REQUIREMENTS: Find each line with "Berzelius" and copy it.

DATASET ROWS:
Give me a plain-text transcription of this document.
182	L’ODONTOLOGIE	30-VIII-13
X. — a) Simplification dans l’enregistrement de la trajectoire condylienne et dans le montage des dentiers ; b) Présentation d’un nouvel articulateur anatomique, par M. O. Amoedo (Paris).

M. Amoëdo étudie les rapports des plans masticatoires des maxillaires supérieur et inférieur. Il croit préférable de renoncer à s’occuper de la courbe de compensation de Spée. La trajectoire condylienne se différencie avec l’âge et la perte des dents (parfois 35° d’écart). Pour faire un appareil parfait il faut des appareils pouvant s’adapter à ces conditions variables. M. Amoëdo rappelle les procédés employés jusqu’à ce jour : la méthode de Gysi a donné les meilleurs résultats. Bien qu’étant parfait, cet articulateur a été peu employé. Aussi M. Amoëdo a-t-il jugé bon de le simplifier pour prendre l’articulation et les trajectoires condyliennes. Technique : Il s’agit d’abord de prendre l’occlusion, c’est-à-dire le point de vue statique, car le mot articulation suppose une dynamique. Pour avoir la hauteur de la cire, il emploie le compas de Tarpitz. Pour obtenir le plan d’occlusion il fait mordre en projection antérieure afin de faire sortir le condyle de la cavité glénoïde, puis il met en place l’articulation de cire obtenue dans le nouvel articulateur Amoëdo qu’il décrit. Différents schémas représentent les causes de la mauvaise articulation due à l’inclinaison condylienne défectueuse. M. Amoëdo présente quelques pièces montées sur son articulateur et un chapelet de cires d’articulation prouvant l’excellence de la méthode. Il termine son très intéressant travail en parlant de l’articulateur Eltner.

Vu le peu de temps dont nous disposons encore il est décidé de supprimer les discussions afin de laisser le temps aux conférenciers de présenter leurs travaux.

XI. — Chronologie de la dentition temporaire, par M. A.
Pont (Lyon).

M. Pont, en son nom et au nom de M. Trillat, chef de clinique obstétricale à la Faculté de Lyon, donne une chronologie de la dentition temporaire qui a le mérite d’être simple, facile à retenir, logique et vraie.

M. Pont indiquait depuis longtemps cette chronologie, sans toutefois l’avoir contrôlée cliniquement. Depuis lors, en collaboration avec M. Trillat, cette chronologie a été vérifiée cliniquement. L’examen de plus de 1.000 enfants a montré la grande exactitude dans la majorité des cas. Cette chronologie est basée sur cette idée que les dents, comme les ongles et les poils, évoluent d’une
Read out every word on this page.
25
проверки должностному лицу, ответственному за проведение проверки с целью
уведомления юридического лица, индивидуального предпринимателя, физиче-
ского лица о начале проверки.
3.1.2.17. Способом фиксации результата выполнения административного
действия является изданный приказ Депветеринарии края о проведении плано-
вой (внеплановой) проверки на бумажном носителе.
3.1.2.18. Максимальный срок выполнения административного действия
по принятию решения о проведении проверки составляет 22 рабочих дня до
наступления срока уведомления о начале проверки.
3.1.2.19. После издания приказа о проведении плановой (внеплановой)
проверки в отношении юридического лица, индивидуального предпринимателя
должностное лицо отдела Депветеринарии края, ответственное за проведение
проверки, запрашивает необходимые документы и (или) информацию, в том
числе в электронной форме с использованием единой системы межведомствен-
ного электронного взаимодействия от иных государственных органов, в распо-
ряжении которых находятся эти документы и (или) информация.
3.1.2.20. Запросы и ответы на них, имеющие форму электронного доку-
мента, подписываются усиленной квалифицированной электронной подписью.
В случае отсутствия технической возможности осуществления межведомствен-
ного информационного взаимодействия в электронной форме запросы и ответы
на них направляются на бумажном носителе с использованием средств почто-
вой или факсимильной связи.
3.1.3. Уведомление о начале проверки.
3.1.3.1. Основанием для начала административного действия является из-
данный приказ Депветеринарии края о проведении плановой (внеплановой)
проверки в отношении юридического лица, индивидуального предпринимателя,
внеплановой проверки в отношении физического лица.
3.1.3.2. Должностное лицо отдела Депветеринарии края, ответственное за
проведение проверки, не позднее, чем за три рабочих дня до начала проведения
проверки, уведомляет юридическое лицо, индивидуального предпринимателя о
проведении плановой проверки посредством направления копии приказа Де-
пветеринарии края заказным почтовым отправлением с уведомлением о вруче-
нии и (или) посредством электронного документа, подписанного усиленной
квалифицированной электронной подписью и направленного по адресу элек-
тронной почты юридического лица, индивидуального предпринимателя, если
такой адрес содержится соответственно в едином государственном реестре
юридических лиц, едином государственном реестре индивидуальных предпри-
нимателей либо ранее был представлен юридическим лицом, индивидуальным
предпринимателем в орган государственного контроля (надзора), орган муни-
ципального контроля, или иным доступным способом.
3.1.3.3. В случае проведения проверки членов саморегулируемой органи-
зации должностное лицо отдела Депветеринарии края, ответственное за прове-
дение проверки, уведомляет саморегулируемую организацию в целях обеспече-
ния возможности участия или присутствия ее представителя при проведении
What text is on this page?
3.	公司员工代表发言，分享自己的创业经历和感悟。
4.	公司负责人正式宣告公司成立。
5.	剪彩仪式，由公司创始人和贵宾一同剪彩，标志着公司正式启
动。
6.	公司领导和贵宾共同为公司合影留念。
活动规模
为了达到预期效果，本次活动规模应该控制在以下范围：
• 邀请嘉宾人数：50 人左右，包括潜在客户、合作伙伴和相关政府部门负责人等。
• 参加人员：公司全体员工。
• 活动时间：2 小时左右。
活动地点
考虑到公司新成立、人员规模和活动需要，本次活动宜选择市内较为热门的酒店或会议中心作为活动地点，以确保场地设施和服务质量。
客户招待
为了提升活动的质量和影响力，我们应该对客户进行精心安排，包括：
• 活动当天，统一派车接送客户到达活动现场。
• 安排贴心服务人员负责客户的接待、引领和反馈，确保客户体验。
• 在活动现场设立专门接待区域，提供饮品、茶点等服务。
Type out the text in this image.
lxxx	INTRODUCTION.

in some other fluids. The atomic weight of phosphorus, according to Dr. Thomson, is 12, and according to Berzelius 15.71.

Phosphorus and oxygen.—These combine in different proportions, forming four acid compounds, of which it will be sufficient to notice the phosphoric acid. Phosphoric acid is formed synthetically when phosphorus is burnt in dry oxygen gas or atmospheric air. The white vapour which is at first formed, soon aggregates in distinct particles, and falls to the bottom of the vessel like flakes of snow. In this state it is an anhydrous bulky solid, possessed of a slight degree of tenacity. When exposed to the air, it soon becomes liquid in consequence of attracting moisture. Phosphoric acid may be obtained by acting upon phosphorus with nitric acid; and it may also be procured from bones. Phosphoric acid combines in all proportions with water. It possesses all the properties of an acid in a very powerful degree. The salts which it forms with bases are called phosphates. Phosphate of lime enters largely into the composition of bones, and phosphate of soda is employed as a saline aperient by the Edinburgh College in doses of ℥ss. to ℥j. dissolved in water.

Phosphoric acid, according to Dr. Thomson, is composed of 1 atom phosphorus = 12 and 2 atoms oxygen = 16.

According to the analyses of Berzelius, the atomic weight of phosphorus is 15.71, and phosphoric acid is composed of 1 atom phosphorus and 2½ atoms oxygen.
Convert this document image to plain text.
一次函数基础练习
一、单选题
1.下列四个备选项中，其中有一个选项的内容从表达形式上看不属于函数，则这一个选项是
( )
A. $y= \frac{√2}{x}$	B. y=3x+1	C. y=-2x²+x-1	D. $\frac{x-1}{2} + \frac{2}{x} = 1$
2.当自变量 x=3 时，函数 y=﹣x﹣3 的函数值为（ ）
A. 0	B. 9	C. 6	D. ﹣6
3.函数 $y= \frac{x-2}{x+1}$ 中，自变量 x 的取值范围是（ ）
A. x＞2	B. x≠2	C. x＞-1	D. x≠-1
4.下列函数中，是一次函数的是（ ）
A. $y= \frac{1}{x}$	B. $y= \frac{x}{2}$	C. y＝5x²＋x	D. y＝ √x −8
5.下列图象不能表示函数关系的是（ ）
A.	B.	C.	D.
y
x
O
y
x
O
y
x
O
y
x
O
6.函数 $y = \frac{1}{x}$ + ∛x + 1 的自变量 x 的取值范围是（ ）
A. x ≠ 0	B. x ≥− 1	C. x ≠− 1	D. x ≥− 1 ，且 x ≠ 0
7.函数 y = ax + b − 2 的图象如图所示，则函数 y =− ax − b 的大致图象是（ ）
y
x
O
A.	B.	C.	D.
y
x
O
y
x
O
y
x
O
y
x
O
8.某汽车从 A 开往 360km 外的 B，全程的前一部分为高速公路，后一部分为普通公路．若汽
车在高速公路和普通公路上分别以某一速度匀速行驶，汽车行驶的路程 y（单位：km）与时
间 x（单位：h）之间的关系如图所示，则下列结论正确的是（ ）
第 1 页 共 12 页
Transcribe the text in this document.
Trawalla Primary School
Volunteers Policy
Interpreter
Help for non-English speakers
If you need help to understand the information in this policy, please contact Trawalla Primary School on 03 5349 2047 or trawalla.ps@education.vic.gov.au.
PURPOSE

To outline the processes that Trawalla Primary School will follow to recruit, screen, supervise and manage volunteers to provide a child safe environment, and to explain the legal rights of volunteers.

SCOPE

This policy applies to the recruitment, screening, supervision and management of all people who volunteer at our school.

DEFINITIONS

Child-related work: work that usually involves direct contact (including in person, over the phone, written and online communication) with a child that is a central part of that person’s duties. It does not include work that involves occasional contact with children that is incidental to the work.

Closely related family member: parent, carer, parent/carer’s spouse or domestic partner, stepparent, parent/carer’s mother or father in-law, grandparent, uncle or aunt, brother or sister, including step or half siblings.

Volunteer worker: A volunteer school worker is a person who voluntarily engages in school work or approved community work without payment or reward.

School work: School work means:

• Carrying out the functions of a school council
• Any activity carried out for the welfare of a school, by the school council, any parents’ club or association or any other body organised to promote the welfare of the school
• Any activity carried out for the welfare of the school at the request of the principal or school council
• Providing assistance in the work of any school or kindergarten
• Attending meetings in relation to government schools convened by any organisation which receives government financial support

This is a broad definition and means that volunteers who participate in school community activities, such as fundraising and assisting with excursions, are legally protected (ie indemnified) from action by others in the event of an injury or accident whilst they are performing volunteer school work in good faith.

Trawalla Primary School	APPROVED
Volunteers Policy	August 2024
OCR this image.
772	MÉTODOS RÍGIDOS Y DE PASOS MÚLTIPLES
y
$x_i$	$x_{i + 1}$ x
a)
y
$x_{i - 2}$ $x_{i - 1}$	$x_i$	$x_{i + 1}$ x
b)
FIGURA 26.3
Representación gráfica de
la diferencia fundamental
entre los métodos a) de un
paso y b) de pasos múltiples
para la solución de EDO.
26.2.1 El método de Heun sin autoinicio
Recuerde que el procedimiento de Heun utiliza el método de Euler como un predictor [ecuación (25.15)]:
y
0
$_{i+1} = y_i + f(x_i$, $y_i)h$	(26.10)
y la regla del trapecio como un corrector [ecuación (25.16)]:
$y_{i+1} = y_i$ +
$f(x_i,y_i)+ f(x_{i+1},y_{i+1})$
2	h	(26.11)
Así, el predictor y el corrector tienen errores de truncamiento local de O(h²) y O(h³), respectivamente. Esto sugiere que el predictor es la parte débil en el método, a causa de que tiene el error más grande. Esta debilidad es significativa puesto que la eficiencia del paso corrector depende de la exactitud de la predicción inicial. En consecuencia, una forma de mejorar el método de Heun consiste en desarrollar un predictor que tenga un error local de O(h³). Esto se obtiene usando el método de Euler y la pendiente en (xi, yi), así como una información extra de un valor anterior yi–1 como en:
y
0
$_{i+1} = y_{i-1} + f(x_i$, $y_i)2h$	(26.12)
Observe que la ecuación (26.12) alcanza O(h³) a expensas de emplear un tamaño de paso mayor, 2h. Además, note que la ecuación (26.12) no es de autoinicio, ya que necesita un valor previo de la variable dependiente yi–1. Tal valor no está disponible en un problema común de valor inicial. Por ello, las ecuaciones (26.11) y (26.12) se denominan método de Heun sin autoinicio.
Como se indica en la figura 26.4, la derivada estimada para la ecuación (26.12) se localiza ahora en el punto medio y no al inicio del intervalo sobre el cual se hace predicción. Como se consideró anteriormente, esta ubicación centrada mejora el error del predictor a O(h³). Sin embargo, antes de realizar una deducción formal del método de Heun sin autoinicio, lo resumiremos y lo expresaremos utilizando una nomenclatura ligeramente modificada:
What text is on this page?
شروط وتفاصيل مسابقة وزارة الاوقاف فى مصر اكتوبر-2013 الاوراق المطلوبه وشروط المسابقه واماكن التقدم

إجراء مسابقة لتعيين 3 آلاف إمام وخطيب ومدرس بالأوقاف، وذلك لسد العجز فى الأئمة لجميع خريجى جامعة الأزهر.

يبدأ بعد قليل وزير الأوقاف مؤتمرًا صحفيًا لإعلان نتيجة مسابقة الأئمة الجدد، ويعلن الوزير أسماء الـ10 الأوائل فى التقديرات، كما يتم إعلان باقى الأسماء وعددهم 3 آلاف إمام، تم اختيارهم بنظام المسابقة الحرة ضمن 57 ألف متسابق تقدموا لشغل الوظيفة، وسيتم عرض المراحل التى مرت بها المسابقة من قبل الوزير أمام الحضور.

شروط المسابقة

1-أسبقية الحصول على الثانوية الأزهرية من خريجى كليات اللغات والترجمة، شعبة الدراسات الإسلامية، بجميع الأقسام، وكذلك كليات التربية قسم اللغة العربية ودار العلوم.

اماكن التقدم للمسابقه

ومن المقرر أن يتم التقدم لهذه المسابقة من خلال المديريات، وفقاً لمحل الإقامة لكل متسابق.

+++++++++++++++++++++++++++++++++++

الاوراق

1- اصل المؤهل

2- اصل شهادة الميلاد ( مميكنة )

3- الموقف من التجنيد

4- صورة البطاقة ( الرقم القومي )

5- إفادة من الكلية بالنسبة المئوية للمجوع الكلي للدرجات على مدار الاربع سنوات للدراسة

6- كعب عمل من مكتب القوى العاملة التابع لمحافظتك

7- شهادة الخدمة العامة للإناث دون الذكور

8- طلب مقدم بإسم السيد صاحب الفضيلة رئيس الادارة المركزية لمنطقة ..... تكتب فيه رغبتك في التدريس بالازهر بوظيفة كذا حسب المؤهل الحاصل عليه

FULL ANSWER:
in some other fluids. The atomic weight of phosphorus, according to Dr. Thomson, is 12, and according to Berzelius 15.71.
According to the analyses of Berzelius, the atomic weight of phosphorus is 15.71, and phosphoric acid is composed of 1 atom phosphorus and 2½ atoms oxygen.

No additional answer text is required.